* Dataset records:
################
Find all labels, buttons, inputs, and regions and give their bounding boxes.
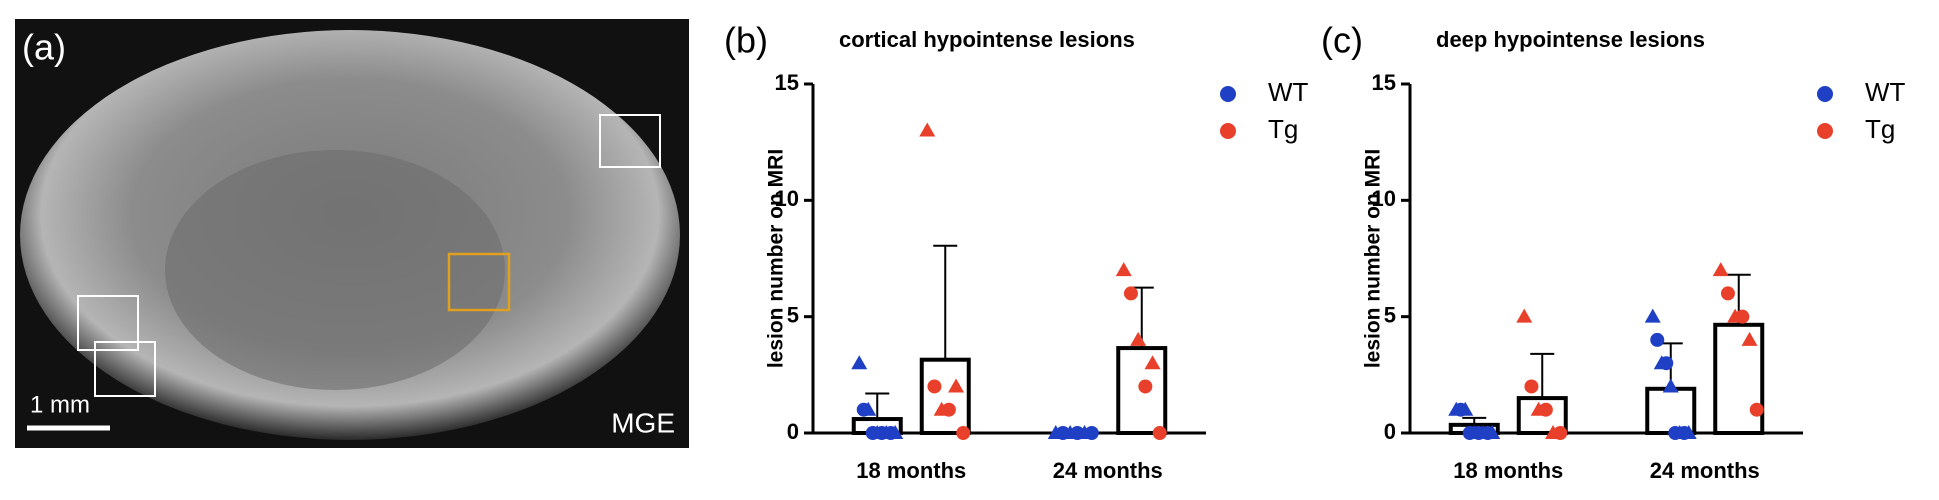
chart-title: cortical hypointense lesions [839,27,1135,52]
data-point [1644,308,1661,323]
data-point [1680,425,1697,439]
data-point [1712,262,1729,277]
data-point [1457,401,1474,416]
bar [1645,386,1697,435]
legend-marker [1220,86,1236,102]
data-point [1152,426,1167,440]
data-point [1735,309,1750,324]
data-point [1659,356,1674,371]
data-point [1484,425,1501,439]
legend-marker [1817,86,1833,102]
scale-bar-label: 1 mm [30,391,90,418]
data-point [1144,355,1161,370]
legend-label: WT [1268,77,1309,107]
data-point [1130,331,1147,346]
roi-box [94,341,156,397]
legend-label: WT [1865,77,1906,107]
data-point [1538,402,1553,417]
data-point [1138,379,1153,394]
legend-label: Tg [1865,114,1895,144]
data-point [1650,332,1665,347]
data-point [919,122,936,137]
legend-label: Tg [1268,114,1298,144]
y-tick-label: 5 [787,302,799,327]
data-point [1084,426,1099,440]
x-tick-label: 24 months [1053,458,1163,483]
panel-label: (a) [22,27,66,68]
data-point [1123,286,1138,301]
sequence-label: MGE [611,407,675,438]
data-point [1553,426,1568,440]
x-tick-label: 24 months [1650,458,1760,483]
y-tick-label: 10 [775,186,799,211]
y-tick-label: 15 [1372,70,1396,95]
roi-box-highlight [447,252,511,312]
mri-panel: 1 mm (a) MGE [15,19,689,448]
roi-box [599,114,661,168]
y-tick-label: 10 [1372,186,1396,211]
panel-label: (c) [1321,20,1363,61]
y-tick-label: 0 [1384,419,1396,444]
x-tick-label: 18 months [1453,458,1563,483]
y-axis-label: lesion number on MRI [1362,149,1385,368]
panel-label: (b) [724,20,768,61]
data-point [1516,308,1533,323]
chart-title: deep hypointense lesions [1436,27,1705,52]
y-tick-label: 0 [787,419,799,444]
bar [1713,322,1765,435]
bar [919,357,971,435]
data-point [1662,378,1679,393]
data-point [927,379,942,394]
data-point [1720,286,1735,301]
data-point [1115,262,1132,277]
data-point [1524,379,1539,394]
y-axis-label: lesion number on MRI [765,149,788,368]
data-point [941,402,956,417]
data-point [860,401,877,416]
roi-box [77,295,139,351]
data-point [851,355,868,370]
data-point [948,378,965,393]
mri-inner [165,150,505,390]
data-point [1749,402,1764,417]
legend-marker [1220,123,1236,139]
y-tick-label: 15 [775,70,799,95]
x-tick-label: 18 months [856,458,966,483]
data-point [887,425,904,439]
legend-marker [1817,123,1833,139]
data-point [1741,331,1758,346]
y-tick-label: 5 [1384,302,1396,327]
data-point [956,426,971,440]
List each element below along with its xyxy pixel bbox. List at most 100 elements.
################
Transcribe the records exactly, starting at the line that contains "chart-title: cortical hypointense" and ending at the line that contains "x-tick-label: 18 months [1453,458,1563,483]", with both of those lines included.

chart-title: cortical hypointense lesions [839,27,1135,52]
data-point [1644,308,1661,323]
data-point [1680,425,1697,439]
data-point [1712,262,1729,277]
data-point [1457,401,1474,416]
bar [1645,386,1697,435]
legend-marker [1220,86,1236,102]
data-point [1152,426,1167,440]
data-point [1735,309,1750,324]
data-point [1659,356,1674,371]
data-point [1484,425,1501,439]
legend-marker [1817,86,1833,102]
scale-bar-label: 1 mm [30,391,90,418]
data-point [1144,355,1161,370]
legend-label: WT [1268,77,1309,107]
data-point [1130,331,1147,346]
roi-box [94,341,156,397]
legend-label: WT [1865,77,1906,107]
data-point [1538,402,1553,417]
data-point [1138,379,1153,394]
legend-label: Tg [1865,114,1895,144]
data-point [1650,332,1665,347]
data-point [919,122,936,137]
legend-label: Tg [1268,114,1298,144]
y-tick-label: 5 [787,302,799,327]
data-point [1084,426,1099,440]
x-tick-label: 24 months [1053,458,1163,483]
panel-label: (a) [22,27,66,68]
data-point [1123,286,1138,301]
sequence-label: MGE [611,407,675,438]
data-point [1553,426,1568,440]
x-tick-label: 24 months [1650,458,1760,483]
y-tick-label: 10 [775,186,799,211]
y-tick-label: 15 [1372,70,1396,95]
roi-box-highlight [447,252,511,312]
mri-panel: 1 mm (a) MGE [15,19,689,448]
roi-box [599,114,661,168]
y-tick-label: 10 [1372,186,1396,211]
panel-label: (c) [1321,20,1363,61]
y-tick-label: 0 [1384,419,1396,444]
x-tick-label: 18 months [1453,458,1563,483]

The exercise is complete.